# Directive:
Every line that holds the string "القاضي" is to be identified and copied.

━━━━━━━━━━

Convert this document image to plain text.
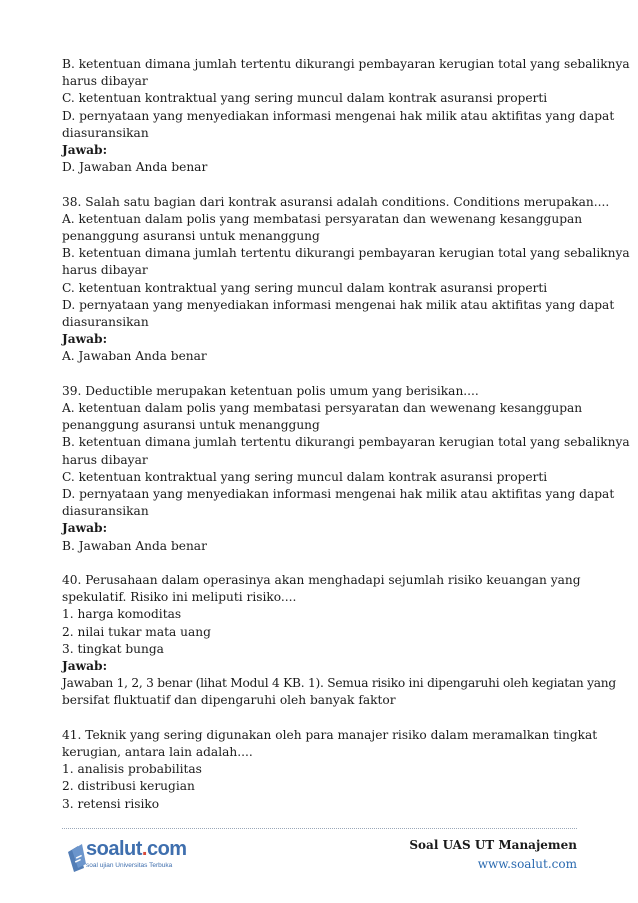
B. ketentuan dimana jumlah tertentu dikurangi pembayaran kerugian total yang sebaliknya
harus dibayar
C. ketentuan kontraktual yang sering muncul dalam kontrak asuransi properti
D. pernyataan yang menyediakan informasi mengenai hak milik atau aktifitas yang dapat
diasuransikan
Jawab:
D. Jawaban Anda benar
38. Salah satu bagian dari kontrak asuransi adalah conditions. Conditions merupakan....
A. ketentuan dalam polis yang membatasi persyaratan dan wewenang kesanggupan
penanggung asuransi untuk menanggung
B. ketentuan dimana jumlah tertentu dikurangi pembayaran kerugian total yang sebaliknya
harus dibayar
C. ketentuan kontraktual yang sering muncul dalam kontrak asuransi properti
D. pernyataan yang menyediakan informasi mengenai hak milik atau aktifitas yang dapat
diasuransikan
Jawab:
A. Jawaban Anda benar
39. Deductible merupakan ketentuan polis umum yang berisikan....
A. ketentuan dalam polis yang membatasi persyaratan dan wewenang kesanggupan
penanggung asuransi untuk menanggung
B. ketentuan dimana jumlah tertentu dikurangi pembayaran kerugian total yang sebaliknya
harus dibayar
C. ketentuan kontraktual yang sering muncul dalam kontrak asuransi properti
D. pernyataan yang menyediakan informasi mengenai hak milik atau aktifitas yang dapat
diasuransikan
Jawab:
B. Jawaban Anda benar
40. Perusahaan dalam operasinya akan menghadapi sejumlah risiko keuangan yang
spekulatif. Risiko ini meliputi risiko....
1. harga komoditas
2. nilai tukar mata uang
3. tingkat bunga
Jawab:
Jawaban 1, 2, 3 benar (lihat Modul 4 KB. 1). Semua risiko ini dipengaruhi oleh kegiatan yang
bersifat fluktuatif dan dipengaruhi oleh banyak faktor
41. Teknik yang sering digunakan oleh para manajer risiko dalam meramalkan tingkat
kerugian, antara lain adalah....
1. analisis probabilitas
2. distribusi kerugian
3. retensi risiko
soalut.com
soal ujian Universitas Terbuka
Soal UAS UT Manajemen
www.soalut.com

━━━━━━━━━━

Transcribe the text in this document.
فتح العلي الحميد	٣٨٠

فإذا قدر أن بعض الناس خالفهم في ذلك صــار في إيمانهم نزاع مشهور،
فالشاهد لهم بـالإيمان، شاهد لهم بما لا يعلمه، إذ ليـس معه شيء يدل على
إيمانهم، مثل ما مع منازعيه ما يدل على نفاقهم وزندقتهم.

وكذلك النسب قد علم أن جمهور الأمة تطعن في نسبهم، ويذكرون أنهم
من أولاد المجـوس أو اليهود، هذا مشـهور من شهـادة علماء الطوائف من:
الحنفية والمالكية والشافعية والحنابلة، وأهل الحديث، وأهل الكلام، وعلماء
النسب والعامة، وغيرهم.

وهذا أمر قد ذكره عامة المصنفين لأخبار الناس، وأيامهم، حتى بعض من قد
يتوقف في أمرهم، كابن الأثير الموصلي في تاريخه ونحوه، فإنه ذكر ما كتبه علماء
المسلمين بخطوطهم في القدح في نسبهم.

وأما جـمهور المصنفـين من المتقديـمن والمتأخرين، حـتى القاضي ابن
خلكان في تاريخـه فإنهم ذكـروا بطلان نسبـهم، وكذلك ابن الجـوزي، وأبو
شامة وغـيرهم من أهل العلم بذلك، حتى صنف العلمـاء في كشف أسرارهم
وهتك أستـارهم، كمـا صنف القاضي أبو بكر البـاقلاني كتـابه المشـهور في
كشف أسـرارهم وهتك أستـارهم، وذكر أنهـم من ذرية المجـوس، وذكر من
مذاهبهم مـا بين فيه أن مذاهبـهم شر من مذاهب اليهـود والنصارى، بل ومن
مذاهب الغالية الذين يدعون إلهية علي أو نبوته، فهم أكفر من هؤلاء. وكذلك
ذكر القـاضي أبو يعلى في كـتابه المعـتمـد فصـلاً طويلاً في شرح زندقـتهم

━━━━━━━━━━

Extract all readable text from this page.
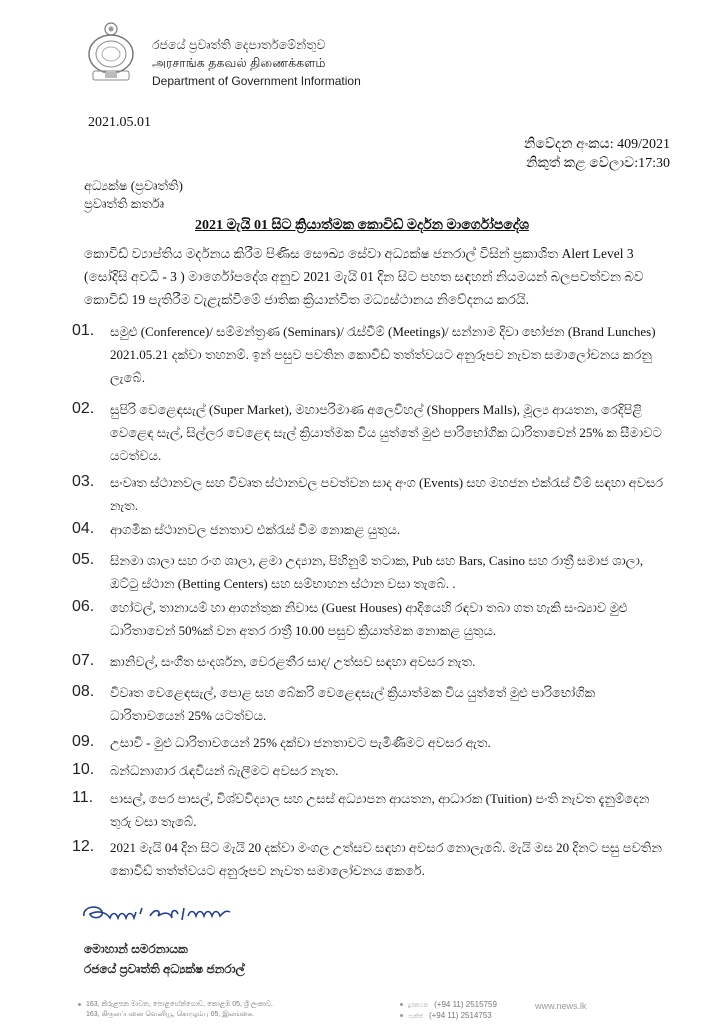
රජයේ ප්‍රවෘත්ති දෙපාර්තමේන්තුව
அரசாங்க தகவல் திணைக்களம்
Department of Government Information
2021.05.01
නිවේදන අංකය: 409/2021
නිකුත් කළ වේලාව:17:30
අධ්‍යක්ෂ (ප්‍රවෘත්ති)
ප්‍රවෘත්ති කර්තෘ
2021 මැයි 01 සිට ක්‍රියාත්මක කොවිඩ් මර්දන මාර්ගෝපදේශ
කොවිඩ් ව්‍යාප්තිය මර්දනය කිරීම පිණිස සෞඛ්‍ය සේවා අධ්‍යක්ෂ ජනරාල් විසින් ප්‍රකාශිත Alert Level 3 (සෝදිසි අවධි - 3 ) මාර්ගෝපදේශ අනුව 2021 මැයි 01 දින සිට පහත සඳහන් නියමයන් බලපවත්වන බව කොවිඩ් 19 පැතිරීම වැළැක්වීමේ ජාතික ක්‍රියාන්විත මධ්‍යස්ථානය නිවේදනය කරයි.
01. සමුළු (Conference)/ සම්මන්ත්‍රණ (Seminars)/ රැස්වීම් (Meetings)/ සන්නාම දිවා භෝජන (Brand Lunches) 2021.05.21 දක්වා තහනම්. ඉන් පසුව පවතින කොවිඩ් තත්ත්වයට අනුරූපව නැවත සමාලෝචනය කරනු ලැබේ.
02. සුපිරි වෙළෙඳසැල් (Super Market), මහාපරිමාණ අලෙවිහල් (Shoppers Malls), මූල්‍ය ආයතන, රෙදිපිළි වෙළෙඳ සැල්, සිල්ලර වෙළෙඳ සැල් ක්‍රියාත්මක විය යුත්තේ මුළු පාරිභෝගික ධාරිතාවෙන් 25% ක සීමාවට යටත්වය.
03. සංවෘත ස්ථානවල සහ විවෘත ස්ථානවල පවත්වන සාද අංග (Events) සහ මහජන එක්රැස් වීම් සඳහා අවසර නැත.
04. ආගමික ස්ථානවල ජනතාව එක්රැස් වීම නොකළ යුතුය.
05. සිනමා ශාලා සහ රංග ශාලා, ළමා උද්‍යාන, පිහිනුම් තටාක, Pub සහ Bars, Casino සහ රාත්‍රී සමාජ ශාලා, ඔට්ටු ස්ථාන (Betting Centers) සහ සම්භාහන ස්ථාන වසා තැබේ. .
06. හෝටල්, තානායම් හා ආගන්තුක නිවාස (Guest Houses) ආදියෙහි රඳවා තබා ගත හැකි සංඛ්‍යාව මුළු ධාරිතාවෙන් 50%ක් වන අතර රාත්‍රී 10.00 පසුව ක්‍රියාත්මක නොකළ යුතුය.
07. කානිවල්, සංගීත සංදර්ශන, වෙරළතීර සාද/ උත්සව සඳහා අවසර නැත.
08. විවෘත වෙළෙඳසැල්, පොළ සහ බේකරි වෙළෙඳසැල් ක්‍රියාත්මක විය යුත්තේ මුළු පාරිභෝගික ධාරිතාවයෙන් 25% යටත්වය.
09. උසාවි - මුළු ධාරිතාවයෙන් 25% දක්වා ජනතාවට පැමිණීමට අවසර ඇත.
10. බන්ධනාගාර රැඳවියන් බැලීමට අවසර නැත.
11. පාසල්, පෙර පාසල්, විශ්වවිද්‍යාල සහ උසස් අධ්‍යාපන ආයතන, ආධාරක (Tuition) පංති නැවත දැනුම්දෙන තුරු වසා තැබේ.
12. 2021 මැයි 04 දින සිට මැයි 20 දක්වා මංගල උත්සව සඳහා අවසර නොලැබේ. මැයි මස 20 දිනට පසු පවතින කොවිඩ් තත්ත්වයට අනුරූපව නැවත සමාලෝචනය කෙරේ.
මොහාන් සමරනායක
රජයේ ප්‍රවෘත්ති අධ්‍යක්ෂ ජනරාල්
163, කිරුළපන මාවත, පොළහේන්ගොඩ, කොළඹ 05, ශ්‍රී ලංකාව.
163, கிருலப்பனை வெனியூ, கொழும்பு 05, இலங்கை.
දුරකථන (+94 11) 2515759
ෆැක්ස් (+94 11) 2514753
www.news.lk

━━━━━━━━━━

# Problem solution:
وأما جـمهور المصنفـين من المتقديـمن والمتأخرين، حـتى القاضي ابن
وهتك أستـارهم، كمـا صنف القاضي أبو بكر البـاقلاني كتـابه المشـهور في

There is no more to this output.